* Aim of the exercise *
Go through the records and extract every line with the word "into".

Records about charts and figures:

++++++

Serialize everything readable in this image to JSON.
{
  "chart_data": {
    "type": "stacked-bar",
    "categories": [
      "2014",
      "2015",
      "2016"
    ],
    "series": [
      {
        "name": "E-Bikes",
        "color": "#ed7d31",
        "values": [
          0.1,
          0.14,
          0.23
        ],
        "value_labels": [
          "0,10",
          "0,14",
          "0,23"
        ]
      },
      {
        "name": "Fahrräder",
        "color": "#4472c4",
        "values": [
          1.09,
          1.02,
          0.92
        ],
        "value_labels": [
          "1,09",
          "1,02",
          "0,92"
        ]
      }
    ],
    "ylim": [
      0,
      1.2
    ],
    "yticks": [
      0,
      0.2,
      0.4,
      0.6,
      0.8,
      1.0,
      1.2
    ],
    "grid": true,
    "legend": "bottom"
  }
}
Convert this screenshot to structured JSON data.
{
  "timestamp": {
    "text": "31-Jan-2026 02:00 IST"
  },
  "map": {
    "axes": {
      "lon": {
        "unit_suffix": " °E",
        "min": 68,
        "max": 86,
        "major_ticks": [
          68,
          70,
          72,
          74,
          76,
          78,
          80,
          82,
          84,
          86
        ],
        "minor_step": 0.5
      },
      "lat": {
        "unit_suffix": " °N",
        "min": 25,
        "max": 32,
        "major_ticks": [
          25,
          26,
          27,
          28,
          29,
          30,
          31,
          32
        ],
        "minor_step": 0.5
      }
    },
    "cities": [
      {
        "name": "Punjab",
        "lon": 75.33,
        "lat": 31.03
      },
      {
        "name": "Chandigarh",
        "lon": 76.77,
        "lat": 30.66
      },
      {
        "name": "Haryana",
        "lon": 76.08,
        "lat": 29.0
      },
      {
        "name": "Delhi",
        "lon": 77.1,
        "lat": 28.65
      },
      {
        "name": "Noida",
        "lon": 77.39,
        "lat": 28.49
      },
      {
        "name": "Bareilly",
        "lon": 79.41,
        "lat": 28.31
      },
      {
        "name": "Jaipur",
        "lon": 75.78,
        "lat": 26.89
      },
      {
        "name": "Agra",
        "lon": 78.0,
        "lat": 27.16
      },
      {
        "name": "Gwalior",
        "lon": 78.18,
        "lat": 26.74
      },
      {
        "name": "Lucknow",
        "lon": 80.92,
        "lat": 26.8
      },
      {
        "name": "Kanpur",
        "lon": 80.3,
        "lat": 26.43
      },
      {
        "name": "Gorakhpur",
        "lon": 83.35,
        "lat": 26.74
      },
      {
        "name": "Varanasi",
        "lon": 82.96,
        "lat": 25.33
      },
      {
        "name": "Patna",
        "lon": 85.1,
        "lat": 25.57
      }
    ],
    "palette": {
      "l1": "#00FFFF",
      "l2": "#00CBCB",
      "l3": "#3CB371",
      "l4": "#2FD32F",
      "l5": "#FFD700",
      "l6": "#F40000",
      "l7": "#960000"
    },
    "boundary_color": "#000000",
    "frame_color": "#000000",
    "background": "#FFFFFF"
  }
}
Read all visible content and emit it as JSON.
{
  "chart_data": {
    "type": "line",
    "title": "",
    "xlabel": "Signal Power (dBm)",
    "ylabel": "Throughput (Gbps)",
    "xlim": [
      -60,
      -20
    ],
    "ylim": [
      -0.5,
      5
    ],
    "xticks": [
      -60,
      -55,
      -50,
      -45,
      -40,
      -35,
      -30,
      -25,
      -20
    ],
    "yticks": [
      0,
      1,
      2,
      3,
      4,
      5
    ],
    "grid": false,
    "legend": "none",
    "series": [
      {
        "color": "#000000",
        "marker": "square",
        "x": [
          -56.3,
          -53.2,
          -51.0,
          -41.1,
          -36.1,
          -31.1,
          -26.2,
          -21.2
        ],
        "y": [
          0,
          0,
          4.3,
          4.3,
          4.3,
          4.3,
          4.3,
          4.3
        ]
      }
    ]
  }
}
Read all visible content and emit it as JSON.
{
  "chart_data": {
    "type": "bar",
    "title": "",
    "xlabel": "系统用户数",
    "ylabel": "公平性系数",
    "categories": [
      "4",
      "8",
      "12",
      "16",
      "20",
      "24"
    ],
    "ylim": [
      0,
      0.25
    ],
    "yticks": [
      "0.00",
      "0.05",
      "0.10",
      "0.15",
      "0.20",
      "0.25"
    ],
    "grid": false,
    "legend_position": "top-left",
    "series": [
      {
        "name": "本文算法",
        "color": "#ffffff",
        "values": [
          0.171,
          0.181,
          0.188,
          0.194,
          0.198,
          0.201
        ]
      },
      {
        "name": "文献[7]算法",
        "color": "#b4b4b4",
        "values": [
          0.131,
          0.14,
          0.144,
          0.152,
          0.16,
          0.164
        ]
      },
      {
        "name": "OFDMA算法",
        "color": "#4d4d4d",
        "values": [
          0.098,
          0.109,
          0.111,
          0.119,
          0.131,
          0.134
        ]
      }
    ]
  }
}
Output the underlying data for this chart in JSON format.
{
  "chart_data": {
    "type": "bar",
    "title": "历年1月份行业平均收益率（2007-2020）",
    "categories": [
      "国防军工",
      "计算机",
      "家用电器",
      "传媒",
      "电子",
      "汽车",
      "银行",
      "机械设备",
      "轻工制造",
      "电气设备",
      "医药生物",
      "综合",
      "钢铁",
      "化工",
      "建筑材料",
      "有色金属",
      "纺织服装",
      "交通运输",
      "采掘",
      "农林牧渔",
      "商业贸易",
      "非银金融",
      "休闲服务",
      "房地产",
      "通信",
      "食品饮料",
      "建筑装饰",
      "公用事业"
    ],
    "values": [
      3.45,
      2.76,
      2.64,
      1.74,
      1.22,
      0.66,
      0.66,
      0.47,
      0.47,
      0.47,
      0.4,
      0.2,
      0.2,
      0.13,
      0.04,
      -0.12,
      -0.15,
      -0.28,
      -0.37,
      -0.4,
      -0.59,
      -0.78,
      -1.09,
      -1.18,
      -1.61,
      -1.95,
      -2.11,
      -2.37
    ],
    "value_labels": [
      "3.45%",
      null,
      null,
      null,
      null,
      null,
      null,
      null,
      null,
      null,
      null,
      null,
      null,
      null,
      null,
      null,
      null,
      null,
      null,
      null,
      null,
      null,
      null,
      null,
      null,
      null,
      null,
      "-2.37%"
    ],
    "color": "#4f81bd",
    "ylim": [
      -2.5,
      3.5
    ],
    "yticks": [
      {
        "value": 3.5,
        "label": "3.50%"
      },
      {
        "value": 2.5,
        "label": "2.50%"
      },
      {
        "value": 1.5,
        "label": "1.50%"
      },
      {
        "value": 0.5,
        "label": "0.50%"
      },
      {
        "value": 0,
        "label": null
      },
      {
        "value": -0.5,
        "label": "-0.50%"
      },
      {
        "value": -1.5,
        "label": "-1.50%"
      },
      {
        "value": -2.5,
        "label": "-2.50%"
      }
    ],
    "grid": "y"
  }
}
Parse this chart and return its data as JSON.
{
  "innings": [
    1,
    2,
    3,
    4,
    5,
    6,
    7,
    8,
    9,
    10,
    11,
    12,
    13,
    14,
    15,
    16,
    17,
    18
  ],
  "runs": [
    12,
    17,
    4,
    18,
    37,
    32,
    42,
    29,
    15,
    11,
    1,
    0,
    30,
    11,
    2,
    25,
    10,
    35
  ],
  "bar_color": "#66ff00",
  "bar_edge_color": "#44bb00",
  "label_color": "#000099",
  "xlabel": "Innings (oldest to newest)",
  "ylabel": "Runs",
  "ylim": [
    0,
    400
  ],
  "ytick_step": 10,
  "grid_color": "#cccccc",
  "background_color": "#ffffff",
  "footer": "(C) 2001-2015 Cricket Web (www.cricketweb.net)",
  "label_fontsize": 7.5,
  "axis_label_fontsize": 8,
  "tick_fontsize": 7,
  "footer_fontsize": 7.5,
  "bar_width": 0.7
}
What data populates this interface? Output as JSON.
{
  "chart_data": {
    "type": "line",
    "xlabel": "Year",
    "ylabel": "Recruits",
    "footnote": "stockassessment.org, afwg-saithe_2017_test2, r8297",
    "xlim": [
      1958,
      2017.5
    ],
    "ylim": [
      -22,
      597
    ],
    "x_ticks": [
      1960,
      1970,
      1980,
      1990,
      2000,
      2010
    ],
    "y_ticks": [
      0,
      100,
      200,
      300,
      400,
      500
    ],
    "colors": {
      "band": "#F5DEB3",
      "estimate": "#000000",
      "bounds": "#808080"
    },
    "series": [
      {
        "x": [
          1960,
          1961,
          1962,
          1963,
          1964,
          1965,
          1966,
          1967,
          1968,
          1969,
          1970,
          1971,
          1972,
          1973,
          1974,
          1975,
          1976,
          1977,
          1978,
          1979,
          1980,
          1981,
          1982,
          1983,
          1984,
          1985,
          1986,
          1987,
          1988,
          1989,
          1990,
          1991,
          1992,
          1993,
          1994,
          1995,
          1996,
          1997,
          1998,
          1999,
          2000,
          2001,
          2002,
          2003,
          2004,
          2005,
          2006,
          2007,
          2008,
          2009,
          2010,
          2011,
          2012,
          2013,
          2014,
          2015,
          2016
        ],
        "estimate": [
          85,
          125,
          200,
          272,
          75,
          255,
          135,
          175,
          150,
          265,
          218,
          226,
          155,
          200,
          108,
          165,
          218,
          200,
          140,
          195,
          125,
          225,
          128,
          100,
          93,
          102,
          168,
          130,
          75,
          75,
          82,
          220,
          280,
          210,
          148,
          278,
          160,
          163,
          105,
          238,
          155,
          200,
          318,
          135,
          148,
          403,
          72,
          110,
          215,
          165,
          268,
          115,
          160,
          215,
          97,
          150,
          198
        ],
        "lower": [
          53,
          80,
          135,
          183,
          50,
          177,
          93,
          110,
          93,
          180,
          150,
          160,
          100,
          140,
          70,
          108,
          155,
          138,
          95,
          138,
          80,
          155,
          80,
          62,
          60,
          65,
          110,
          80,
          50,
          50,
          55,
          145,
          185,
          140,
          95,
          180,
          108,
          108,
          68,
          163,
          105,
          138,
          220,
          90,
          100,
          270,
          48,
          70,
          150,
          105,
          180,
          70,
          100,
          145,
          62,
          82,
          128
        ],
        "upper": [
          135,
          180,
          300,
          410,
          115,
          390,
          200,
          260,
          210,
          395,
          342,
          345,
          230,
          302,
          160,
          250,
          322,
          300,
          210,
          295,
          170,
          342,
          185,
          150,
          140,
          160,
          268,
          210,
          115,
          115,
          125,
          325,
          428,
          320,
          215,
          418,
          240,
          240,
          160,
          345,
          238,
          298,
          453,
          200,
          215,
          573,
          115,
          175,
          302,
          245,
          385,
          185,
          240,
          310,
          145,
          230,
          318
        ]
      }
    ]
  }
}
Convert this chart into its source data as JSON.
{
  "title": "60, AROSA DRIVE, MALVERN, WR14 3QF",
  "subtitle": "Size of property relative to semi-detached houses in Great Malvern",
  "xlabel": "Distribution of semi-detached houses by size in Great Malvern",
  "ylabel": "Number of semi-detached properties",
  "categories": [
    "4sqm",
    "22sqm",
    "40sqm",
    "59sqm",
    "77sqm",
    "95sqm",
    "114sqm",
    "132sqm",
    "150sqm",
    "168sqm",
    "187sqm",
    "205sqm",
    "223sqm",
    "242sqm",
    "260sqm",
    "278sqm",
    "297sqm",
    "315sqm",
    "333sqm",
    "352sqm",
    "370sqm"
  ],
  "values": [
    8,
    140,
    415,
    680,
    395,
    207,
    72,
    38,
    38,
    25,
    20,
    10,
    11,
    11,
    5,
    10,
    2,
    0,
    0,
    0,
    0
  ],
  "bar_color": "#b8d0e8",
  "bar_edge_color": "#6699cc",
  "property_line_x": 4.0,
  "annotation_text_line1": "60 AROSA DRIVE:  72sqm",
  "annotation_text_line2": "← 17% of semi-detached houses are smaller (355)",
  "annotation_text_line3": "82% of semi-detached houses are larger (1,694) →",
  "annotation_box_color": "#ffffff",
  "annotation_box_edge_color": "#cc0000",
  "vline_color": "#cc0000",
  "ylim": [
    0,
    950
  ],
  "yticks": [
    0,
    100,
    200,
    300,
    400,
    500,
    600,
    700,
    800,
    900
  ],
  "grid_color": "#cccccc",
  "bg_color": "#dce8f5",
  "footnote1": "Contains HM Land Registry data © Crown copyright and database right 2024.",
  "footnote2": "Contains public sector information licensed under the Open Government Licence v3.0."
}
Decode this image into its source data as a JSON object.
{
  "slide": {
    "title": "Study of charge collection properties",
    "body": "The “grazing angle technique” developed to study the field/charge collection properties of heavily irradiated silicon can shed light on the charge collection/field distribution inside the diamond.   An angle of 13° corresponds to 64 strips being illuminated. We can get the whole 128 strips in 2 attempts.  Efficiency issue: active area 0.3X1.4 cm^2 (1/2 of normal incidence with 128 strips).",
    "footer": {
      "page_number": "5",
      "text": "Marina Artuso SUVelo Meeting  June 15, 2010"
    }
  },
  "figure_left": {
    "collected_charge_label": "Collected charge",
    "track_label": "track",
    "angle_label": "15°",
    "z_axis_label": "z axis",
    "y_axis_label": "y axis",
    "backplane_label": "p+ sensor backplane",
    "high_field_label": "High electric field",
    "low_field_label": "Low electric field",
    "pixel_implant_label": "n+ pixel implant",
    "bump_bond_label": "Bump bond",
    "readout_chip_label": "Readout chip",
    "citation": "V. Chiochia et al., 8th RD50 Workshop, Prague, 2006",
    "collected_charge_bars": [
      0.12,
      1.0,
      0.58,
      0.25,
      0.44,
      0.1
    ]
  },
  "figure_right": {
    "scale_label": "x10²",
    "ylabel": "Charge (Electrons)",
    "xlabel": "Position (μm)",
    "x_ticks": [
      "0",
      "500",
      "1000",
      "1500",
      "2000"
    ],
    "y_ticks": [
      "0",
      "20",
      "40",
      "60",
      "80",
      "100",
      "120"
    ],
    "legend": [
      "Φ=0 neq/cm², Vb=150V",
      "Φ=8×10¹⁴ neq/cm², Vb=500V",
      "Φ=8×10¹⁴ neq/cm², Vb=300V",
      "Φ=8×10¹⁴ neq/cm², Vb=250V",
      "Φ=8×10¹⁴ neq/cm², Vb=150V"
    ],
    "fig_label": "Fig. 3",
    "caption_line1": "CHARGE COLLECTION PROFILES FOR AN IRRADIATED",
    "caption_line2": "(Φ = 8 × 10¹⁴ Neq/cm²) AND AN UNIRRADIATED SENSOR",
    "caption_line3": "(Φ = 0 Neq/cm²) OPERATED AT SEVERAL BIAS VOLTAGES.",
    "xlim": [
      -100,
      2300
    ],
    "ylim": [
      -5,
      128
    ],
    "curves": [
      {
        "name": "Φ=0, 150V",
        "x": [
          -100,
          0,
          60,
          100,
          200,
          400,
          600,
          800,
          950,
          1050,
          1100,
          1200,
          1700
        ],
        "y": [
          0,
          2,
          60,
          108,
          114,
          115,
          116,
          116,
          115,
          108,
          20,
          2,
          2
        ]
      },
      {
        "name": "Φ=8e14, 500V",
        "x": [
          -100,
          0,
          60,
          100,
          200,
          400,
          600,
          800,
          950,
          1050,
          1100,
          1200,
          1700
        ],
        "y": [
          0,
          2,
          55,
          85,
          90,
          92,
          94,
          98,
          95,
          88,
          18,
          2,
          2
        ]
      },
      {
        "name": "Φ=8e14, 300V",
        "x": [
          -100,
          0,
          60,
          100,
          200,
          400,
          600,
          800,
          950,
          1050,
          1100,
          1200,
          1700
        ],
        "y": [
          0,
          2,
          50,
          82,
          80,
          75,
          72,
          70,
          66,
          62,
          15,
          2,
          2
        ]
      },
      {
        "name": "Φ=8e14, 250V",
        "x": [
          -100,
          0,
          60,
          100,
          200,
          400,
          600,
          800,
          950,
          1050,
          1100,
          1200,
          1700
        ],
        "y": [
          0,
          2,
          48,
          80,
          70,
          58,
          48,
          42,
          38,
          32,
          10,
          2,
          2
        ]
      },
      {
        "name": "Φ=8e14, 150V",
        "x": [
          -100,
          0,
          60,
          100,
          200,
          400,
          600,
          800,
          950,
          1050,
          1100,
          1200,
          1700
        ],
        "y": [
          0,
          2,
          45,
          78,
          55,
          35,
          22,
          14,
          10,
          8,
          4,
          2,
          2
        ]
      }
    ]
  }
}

++++++

* Complete response *
Convert this chart into its source data as JSON.
Decode this image into its source data as a JSON object.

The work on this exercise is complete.